Collection entries
•••
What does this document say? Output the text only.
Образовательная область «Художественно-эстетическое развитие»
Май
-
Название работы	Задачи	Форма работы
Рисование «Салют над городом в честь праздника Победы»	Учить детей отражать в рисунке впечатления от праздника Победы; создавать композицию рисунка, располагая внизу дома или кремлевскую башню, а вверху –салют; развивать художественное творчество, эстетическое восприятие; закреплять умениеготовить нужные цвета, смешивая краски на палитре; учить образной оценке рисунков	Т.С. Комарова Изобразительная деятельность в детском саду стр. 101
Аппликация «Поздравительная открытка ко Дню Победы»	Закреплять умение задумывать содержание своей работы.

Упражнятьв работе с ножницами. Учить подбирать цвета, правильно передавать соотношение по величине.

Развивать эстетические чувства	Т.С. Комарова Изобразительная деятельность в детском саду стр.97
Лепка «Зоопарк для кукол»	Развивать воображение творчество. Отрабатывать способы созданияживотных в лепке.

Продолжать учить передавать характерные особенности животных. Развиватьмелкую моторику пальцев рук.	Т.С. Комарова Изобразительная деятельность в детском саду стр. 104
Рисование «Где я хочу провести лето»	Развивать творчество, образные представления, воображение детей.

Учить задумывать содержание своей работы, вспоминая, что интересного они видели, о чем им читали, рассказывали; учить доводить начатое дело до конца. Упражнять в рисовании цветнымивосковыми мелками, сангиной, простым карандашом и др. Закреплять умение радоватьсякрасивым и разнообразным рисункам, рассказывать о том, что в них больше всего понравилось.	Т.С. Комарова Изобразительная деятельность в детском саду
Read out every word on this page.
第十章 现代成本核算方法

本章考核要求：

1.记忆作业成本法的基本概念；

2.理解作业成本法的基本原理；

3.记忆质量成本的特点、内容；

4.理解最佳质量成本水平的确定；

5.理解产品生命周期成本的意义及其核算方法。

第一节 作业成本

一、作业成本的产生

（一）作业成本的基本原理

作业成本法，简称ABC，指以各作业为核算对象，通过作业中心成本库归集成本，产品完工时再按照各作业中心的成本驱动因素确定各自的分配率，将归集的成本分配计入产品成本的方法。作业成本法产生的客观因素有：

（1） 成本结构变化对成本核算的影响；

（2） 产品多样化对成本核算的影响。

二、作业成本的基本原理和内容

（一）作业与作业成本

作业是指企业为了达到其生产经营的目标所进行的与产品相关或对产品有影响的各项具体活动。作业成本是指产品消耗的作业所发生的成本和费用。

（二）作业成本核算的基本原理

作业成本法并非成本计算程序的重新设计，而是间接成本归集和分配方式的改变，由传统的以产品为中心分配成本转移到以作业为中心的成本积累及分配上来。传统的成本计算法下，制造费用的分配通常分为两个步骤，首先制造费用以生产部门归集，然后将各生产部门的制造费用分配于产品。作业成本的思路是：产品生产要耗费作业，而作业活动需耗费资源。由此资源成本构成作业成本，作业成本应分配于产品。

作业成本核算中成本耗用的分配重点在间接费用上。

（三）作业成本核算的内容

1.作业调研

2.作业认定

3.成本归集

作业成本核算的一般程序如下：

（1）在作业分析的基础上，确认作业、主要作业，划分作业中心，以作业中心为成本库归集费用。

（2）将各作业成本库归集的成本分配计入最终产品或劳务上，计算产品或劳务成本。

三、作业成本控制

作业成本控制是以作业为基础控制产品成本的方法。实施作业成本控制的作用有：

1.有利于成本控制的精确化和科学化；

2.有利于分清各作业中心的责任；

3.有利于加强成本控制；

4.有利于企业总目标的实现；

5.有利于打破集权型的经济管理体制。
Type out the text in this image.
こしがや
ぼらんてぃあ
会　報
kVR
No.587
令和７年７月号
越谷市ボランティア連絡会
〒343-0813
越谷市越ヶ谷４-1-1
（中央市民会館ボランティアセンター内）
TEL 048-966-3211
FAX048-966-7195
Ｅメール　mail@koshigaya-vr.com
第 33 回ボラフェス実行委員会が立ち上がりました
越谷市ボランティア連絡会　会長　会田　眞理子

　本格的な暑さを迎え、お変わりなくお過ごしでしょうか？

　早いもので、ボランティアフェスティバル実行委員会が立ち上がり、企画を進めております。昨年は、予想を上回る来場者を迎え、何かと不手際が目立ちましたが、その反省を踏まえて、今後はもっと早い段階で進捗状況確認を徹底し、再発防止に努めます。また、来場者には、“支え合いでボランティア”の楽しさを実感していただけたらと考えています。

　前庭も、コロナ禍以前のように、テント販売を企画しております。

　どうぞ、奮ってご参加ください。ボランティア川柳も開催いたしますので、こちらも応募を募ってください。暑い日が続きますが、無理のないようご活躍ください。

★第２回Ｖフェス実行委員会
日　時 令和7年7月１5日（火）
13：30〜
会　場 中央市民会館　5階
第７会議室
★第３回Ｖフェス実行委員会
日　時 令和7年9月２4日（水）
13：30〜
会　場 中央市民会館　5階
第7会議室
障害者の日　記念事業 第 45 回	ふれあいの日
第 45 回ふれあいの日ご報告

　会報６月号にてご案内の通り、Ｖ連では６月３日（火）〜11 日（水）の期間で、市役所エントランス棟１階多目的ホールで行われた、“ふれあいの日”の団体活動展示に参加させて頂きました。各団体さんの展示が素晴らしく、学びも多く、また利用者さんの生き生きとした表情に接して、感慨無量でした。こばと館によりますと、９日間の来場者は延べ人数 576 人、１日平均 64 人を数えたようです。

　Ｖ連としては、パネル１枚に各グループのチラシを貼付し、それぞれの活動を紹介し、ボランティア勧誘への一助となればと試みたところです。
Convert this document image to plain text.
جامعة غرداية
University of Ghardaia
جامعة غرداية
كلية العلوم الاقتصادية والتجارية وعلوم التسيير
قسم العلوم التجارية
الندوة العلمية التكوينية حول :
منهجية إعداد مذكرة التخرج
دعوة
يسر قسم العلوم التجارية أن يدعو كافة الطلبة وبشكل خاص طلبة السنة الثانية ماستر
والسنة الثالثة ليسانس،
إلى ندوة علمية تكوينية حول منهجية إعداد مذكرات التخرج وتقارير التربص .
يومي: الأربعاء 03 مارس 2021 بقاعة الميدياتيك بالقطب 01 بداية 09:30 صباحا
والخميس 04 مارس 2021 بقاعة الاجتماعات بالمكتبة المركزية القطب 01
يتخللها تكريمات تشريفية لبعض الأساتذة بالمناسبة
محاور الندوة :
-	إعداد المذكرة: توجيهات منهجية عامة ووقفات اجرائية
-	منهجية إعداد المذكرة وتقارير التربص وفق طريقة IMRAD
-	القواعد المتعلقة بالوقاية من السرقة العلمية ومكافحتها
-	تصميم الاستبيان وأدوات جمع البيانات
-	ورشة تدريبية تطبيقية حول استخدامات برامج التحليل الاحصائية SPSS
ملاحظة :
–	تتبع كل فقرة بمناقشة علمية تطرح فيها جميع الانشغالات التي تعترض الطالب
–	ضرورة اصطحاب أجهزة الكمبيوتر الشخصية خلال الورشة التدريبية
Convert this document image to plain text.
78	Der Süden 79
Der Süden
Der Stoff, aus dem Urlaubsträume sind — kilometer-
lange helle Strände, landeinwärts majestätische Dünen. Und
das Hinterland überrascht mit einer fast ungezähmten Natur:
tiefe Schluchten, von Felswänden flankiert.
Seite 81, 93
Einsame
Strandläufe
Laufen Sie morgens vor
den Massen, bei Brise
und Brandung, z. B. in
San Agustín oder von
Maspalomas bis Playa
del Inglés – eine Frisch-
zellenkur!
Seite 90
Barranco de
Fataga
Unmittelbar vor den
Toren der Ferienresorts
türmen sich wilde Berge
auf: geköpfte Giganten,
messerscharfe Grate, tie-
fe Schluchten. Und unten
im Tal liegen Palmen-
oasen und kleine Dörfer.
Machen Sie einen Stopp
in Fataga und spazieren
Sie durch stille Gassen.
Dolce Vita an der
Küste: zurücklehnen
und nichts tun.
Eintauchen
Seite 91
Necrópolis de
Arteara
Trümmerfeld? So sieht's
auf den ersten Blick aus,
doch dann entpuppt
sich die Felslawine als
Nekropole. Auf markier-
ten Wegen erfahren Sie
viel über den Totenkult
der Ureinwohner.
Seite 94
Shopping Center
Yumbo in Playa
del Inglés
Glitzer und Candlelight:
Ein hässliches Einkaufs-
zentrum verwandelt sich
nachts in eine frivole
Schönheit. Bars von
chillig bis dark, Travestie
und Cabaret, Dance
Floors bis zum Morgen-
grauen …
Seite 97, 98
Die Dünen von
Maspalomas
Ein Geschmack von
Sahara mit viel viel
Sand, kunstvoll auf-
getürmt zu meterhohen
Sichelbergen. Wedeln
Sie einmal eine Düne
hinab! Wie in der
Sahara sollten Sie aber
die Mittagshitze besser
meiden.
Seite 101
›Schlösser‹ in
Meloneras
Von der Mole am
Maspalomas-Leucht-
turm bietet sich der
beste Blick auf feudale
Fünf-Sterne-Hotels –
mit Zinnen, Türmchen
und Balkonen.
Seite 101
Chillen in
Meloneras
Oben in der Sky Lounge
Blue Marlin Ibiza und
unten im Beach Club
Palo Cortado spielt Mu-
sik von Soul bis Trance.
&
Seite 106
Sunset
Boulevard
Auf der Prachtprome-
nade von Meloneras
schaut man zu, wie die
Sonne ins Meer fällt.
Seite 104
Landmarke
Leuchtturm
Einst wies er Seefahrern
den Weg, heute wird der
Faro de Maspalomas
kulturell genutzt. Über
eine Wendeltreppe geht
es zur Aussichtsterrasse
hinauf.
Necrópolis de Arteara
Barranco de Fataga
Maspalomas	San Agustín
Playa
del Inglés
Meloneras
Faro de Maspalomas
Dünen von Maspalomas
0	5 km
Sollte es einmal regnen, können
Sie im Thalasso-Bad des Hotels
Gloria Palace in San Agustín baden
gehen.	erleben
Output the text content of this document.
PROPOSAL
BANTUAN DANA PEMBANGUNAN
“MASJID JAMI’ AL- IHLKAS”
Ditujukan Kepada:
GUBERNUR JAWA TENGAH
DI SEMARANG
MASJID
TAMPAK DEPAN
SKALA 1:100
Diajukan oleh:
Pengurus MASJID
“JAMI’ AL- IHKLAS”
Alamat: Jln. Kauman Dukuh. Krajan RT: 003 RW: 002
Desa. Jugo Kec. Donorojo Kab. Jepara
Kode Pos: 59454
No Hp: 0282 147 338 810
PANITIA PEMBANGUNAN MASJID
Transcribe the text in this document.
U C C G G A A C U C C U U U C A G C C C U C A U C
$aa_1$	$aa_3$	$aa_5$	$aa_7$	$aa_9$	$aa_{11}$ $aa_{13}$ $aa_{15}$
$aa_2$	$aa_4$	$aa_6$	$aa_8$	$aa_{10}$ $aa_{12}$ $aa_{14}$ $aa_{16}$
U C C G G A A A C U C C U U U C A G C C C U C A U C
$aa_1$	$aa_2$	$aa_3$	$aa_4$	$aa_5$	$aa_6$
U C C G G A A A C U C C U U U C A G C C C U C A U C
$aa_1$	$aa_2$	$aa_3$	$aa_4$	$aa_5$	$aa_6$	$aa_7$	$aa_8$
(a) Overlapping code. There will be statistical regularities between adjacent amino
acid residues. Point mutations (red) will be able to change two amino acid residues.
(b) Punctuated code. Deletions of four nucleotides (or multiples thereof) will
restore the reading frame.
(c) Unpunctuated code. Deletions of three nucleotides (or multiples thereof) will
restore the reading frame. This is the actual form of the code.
•••
* Task *
Scan the entries above and work out how many lines include the word "frame"; the reply is that number alone.

* Expected output *
2